__GIVEN EXERCISE__: Work out how many lines of the records contain "Häutung". Answer with the number and nothing else.

Saved entries
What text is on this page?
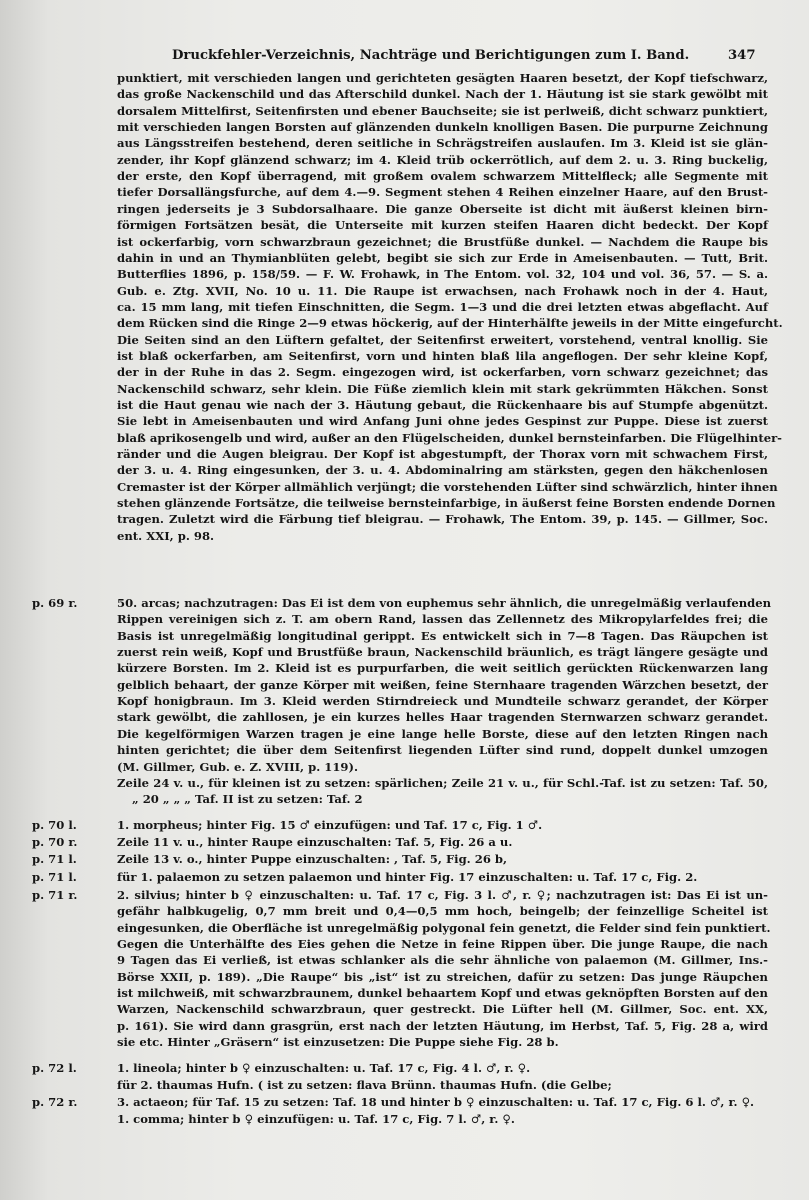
Druckfehler-Verzeichnis, Nachträge und Berichtigungen zum I. Band.	347
punktiert, mit verschieden langen und gerichteten gesägten Haaren besetzt, der Kopf tiefschwarz,
das große Nackenschild und das Afterschild dunkel. Nach der 1. Häutung ist sie stark gewölbt mit
dorsalem Mittelfirst, Seitenfirsten und ebener Bauchseite; sie ist perlweiß, dicht schwarz punktiert,
mit verschieden langen Borsten auf glänzenden dunkeln knolligen Basen. Die purpurne Zeichnung
aus Längsstreifen bestehend, deren seitliche in Schrägstreifen auslaufen. Im 3. Kleid ist sie glän-
zender, ihr Kopf glänzend schwarz; im 4. Kleid trüb ockerrötlich, auf dem 2. u. 3. Ring buckelig,
der erste, den Kopf überragend, mit großem ovalem schwarzem Mittelfleck; alle Segmente mit
tiefer Dorsallängsfurche, auf dem 4.—9. Segment stehen 4 Reihen einzelner Haare, auf den Brust-
ringen jederseits je 3 Subdorsalhaare. Die ganze Oberseite ist dicht mit äußerst kleinen birn-
förmigen Fortsätzen besät, die Unterseite mit kurzen steifen Haaren dicht bedeckt. Der Kopf
ist ockerfarbig, vorn schwarzbraun gezeichnet; die Brustfüße dunkel. — Nachdem die Raupe bis
dahin in und an Thymianblüten gelebt, begibt sie sich zur Erde in Ameisenbauten. — Tutt, Brit.
Butterflies 1896, p. 158/59. — F. W. Frohawk, in The Entom. vol. 32, 104 und vol. 36, 57. — S. a.
Gub. e. Ztg. XVII, No. 10 u. 11. Die Raupe ist erwachsen, nach Frohawk noch in der 4. Haut,
ca. 15 mm lang, mit tiefen Einschnitten, die Segm. 1—3 und die drei letzten etwas abgeflacht. Auf
dem Rücken sind die Ringe 2—9 etwas höckerig, auf der Hinterhälfte jeweils in der Mitte eingefurcht.
Die Seiten sind an den Lüftern gefaltet, der Seitenfirst erweitert, vorstehend, ventral knollig. Sie
ist blaß ockerfarben, am Seitenfirst, vorn und hinten blaß lila angeflogen. Der sehr kleine Kopf,
der in der Ruhe in das 2. Segm. eingezogen wird, ist ockerfarben, vorn schwarz gezeichnet; das
Nackenschild schwarz, sehr klein. Die Füße ziemlich klein mit stark gekrümmten Häkchen. Sonst
ist die Haut genau wie nach der 3. Häutung gebaut, die Rückenhaare bis auf Stumpfe abgenützt.
Sie lebt in Ameisenbauten und wird Anfang Juni ohne jedes Gespinst zur Puppe. Diese ist zuerst
blaß aprikosengelb und wird, außer an den Flügelscheiden, dunkel bernsteinfarben. Die Flügelhinter-
ränder und die Augen bleigrau. Der Kopf ist abgestumpft, der Thorax vorn mit schwachem First,
der 3. u. 4. Ring eingesunken, der 3. u. 4. Abdominalring am stärksten, gegen den häkchenlosen
Cremaster ist der Körper allmählich verjüngt; die vorstehenden Lüfter sind schwärzlich, hinter ihnen
stehen glänzende Fortsätze, die teilweise bernsteinfarbige, in äußerst feine Borsten endende Dornen
tragen. Zuletzt wird die Färbung tief bleigrau. — Frohawk, The Entom. 39, p. 145. — Gillmer, Soc.
ent. XXI, p. 98.
p. 69 r.	50. arcas; nachzutragen: Das Ei ist dem von euphemus sehr ähnlich, die unregelmäßig verlaufenden
Rippen vereinigen sich z. T. am obern Rand, lassen das Zellennetz des Mikropylarfeldes frei; die
Basis ist unregelmäßig longitudinal gerippt. Es entwickelt sich in 7—8 Tagen. Das Räupchen ist
zuerst rein weiß, Kopf und Brustfüße braun, Nackenschild bräunlich, es trägt längere gesägte und
kürzere Borsten. Im 2. Kleid ist es purpurfarben, die weit seitlich gerückten Rückenwarzen lang
gelblich behaart, der ganze Körper mit weißen, feine Sternhaare tragenden Wärzchen besetzt, der
Kopf honigbraun. Im 3. Kleid werden Stirndreieck und Mundteile schwarz gerandet, der Körper
stark gewölbt, die zahllosen, je ein kurzes helles Haar tragenden Sternwarzen schwarz gerandet.
Die kegelförmigen Warzen tragen je eine lange helle Borste, diese auf den letzten Ringen nach
hinten gerichtet; die über dem Seitenfirst liegenden Lüfter sind rund, doppelt dunkel umzogen
(M. Gillmer, Gub. e. Z. XVIII, p. 119).
Zeile 24 v. u., für kleinen ist zu setzen: spärlichen; Zeile 21 v. u., für Schl.-Taf. ist zu setzen: Taf. 50,
„ 20 „ „ „ Taf. II ist zu setzen: Taf. 2
p. 70 l.	1. morpheus; hinter Fig. 15 ♂ einzufügen: und Taf. 17 c, Fig. 1 ♂.
p. 70 r.	Zeile 11 v. u., hinter Raupe einzuschalten: Taf. 5, Fig. 26 a u.
p. 71 l.	Zeile 13 v. o., hinter Puppe einzuschalten: , Taf. 5, Fig. 26 b,
p. 71 l.	für 1. palaemon zu setzen palaemon und hinter Fig. 17 einzuschalten: u. Taf. 17 c, Fig. 2.
p. 71 r.	2. silvius; hinter b ♀ einzuschalten: u. Taf. 17 c, Fig. 3 l. ♂, r. ♀; nachzutragen ist: Das Ei ist un-
gefähr halbkugelig, 0,7 mm breit und 0,4—0,5 mm hoch, beingelb; der feinzellige Scheitel ist
eingesunken, die Oberfläche ist unregelmäßig polygonal fein genetzt, die Felder sind fein punktiert.
Gegen die Unterhälfte des Eies gehen die Netze in feine Rippen über. Die junge Raupe, die nach
9 Tagen das Ei verließ, ist etwas schlanker als die sehr ähnliche von palaemon (M. Gillmer, Ins.-
Börse XXII, p. 189). „Die Raupe“ bis „ist“ ist zu streichen, dafür zu setzen: Das junge Räupchen
ist milchweiß, mit schwarzbraunem, dunkel behaartem Kopf und etwas geknöpften Borsten auf den
Warzen, Nackenschild schwarzbraun, quer gestreckt. Die Lüfter hell (M. Gillmer, Soc. ent. XX,
p. 161). Sie wird dann grasgrün, erst nach der letzten Häutung, im Herbst, Taf. 5, Fig. 28 a, wird
sie etc. Hinter „Gräsern“ ist einzusetzen: Die Puppe siehe Fig. 28 b.
p. 72 l.	1. lineola; hinter b ♀ einzuschalten: u. Taf. 17 c, Fig. 4 l. ♂, r. ♀.
für 2. thaumas Hufn. ( ist zu setzen: flava Brünn. thaumas Hufn. (die Gelbe;
p. 72 r.	3. actaeon; für Taf. 15 zu setzen: Taf. 18 und hinter b ♀ einzuschalten: u. Taf. 17 c, Fig. 6 l. ♂, r. ♀.
1. comma; hinter b ♀ einzufügen: u. Taf. 17 c, Fig. 7 l. ♂, r. ♀.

__SOLUTION FOR THIS TASK__: 3